▸ WHAT YOU HAVE TO DO: Every line of the data must be copied exactly.

Collected data entries:

◇ ◇ ◇ ◇ ◇

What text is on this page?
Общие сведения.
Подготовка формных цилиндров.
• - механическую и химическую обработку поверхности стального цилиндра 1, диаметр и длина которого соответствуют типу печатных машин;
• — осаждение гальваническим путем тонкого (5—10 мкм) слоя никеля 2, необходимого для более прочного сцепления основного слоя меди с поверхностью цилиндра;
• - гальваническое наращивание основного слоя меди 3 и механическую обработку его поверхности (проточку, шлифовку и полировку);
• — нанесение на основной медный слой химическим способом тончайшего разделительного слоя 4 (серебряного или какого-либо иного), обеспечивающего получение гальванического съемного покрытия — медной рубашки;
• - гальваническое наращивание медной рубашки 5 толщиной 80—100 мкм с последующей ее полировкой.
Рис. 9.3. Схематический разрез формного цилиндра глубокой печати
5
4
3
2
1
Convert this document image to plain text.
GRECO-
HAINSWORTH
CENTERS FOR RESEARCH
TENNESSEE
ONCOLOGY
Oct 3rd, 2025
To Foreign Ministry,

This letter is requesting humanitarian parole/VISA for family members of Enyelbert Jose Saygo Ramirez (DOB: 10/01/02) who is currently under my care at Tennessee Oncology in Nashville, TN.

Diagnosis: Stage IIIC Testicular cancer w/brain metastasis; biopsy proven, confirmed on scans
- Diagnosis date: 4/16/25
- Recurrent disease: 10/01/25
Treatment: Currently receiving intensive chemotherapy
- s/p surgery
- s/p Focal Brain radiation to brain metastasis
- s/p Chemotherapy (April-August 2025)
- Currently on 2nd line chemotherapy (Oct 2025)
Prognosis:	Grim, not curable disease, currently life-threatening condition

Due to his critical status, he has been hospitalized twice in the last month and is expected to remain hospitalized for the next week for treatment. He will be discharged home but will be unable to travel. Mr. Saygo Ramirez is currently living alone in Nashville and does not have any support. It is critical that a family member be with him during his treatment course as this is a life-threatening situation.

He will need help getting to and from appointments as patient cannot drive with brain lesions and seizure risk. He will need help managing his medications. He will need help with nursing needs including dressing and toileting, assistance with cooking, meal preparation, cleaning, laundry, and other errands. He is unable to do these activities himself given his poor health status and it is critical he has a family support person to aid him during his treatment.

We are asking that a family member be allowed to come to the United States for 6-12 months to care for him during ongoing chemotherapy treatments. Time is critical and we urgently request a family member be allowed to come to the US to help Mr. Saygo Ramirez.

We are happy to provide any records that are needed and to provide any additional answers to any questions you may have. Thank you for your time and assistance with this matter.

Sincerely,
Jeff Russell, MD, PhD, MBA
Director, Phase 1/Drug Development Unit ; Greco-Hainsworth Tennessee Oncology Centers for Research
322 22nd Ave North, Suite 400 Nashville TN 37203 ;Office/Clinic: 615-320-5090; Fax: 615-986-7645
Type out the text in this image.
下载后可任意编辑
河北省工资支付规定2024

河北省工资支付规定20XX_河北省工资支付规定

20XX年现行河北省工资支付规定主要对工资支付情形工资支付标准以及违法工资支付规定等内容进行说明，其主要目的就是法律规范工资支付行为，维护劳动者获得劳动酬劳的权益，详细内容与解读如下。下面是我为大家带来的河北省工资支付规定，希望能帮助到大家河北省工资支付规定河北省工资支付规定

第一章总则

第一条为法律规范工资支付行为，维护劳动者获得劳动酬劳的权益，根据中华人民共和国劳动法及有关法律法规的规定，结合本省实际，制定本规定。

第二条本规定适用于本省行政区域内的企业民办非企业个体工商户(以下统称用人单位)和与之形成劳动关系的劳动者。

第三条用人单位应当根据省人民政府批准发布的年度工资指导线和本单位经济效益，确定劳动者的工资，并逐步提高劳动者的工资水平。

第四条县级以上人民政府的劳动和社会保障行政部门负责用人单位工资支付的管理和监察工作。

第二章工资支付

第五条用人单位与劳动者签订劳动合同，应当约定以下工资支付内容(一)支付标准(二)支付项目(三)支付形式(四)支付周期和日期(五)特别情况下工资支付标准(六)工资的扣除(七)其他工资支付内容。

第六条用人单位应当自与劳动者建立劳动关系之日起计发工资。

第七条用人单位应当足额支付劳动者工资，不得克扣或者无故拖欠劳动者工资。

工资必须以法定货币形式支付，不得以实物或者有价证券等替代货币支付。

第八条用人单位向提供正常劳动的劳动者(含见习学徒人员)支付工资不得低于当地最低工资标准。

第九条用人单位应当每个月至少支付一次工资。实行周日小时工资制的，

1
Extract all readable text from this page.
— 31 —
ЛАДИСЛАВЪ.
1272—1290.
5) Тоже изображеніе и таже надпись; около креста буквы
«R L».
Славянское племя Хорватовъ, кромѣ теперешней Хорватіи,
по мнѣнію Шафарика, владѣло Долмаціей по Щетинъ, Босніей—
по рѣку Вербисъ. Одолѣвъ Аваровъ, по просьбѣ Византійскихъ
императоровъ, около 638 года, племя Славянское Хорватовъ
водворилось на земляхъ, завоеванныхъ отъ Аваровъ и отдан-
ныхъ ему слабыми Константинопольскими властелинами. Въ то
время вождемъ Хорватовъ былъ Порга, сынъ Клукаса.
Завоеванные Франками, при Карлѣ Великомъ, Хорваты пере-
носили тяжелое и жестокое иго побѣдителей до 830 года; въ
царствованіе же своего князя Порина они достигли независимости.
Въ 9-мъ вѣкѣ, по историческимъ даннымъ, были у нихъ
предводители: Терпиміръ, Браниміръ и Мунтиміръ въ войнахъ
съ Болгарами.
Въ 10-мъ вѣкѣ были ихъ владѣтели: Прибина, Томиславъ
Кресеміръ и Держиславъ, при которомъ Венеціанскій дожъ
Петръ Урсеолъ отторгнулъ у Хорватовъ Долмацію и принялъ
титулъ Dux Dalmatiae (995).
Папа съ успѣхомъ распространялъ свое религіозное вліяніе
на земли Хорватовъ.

◇ ◇ ◇ ◇ ◇

▸ RESPONSE:
What text is on this page?
Общие сведения.
Подготовка формных цилиндров.
• - механическую и химическую обработку поверхности стального цилиндра 1, диаметр и длина которого соответствуют типу печатных машин;
• — осаждение гальваническим путем тонкого (5—10 мкм) слоя никеля 2, необходимого для более прочного сцепления основного слоя меди с поверхностью цилиндра;
• - гальваническое наращивание основного слоя меди 3 и механическую обработку его поверхности (проточку, шлифовку и полировку);
• — нанесение на основной медный слой химическим способом тончайшего разделительного слоя 4 (серебряного или какого-либо иного), обеспечивающего получение гальванического съемного покрытия — медной рубашки;
• - гальваническое наращивание медной рубашки 5 толщиной 80—100 мкм с последующей ее полировкой.
Рис. 9.3. Схематический разрез формного цилиндра глубокой печати
5
4
3
2
1
Convert this document image to plain text.
GRECO-
HAINSWORTH
CENTERS FOR RESEARCH
TENNESSEE
ONCOLOGY
Oct 3rd, 2025
To Foreign Ministry,

This letter is requesting humanitarian parole/VISA for family members of Enyelbert Jose Saygo Ramirez (DOB: 10/01/02) who is currently under my care at Tennessee Oncology in Nashville, TN.

Diagnosis: Stage IIIC Testicular cancer w/brain metastasis; biopsy proven, confirmed on scans
- Diagnosis date: 4/16/25
- Recurrent disease: 10/01/25
Treatment: Currently receiving intensive chemotherapy
- s/p surgery
- s/p Focal Brain radiation to brain metastasis
- s/p Chemotherapy (April-August 2025)
- Currently on 2nd line chemotherapy (Oct 2025)
Prognosis:	Grim, not curable disease, currently life-threatening condition

Due to his critical status, he has been hospitalized twice in the last month and is expected to remain hospitalized for the next week for treatment. He will be discharged home but will be unable to travel. Mr. Saygo Ramirez is currently living alone in Nashville and does not have any support. It is critical that a family member be with him during his treatment course as this is a life-threatening situation.

He will need help getting to and from appointments as patient cannot drive with brain lesions and seizure risk. He will need help managing his medications. He will need help with nursing needs including dressing and toileting, assistance with cooking, meal preparation, cleaning, laundry, and other errands. He is unable to do these activities himself given his poor health status and it is critical he has a family support person to aid him during his treatment.

We are asking that a family member be allowed to come to the United States for 6-12 months to care for him during ongoing chemotherapy treatments. Time is critical and we urgently request a family member be allowed to come to the US to help Mr. Saygo Ramirez.

We are happy to provide any records that are needed and to provide any additional answers to any questions you may have. Thank you for your time and assistance with this matter.

Sincerely,
Jeff Russell, MD, PhD, MBA
Director, Phase 1/Drug Development Unit ; Greco-Hainsworth Tennessee Oncology Centers for Research
322 22nd Ave North, Suite 400 Nashville TN 37203 ;Office/Clinic: 615-320-5090; Fax: 615-986-7645
Type out the text in this image.
下载后可任意编辑
河北省工资支付规定2024

河北省工资支付规定20XX_河北省工资支付规定

20XX年现行河北省工资支付规定主要对工资支付情形工资支付标准以及违法工资支付规定等内容进行说明，其主要目的就是法律规范工资支付行为，维护劳动者获得劳动酬劳的权益，详细内容与解读如下。下面是我为大家带来的河北省工资支付规定，希望能帮助到大家河北省工资支付规定河北省工资支付规定

第一章总则

第一条为法律规范工资支付行为，维护劳动者获得劳动酬劳的权益，根据中华人民共和国劳动法及有关法律法规的规定，结合本省实际，制定本规定。

第二条本规定适用于本省行政区域内的企业民办非企业个体工商户(以下统称用人单位)和与之形成劳动关系的劳动者。

第三条用人单位应当根据省人民政府批准发布的年度工资指导线和本单位经济效益，确定劳动者的工资，并逐步提高劳动者的工资水平。

第四条县级以上人民政府的劳动和社会保障行政部门负责用人单位工资支付的管理和监察工作。

第二章工资支付

第五条用人单位与劳动者签订劳动合同，应当约定以下工资支付内容(一)支付标准(二)支付项目(三)支付形式(四)支付周期和日期(五)特别情况下工资支付标准(六)工资的扣除(七)其他工资支付内容。

第六条用人单位应当自与劳动者建立劳动关系之日起计发工资。

第七条用人单位应当足额支付劳动者工资，不得克扣或者无故拖欠劳动者工资。

工资必须以法定货币形式支付，不得以实物或者有价证券等替代货币支付。

第八条用人单位向提供正常劳动的劳动者(含见习学徒人员)支付工资不得低于当地最低工资标准。

第九条用人单位应当每个月至少支付一次工资。实行周日小时工资制的，

1
Extract all readable text from this page.
— 31 —
ЛАДИСЛАВЪ.
1272—1290.
5) Тоже изображеніе и таже надпись; около креста буквы
«R L».
Славянское племя Хорватовъ, кромѣ теперешней Хорватіи,
по мнѣнію Шафарика, владѣло Долмаціей по Щетинъ, Босніей—
по рѣку Вербисъ. Одолѣвъ Аваровъ, по просьбѣ Византійскихъ
императоровъ, около 638 года, племя Славянское Хорватовъ
водворилось на земляхъ, завоеванныхъ отъ Аваровъ и отдан-
ныхъ ему слабыми Константинопольскими властелинами. Въ то
время вождемъ Хорватовъ былъ Порга, сынъ Клукаса.
Завоеванные Франками, при Карлѣ Великомъ, Хорваты пере-
носили тяжелое и жестокое иго побѣдителей до 830 года; въ
царствованіе же своего князя Порина они достигли независимости.
Въ 9-мъ вѣкѣ, по историческимъ даннымъ, были у нихъ
предводители: Терпиміръ, Браниміръ и Мунтиміръ въ войнахъ
съ Болгарами.
Въ 10-мъ вѣкѣ были ихъ владѣтели: Прибина, Томиславъ
Кресеміръ и Держиславъ, при которомъ Венеціанскій дожъ
Петръ Урсеолъ отторгнулъ у Хорватовъ Долмацію и принялъ
титулъ Dux Dalmatiae (995).
Папа съ успѣхомъ распространялъ свое религіозное вліяніе
на земли Хорватовъ.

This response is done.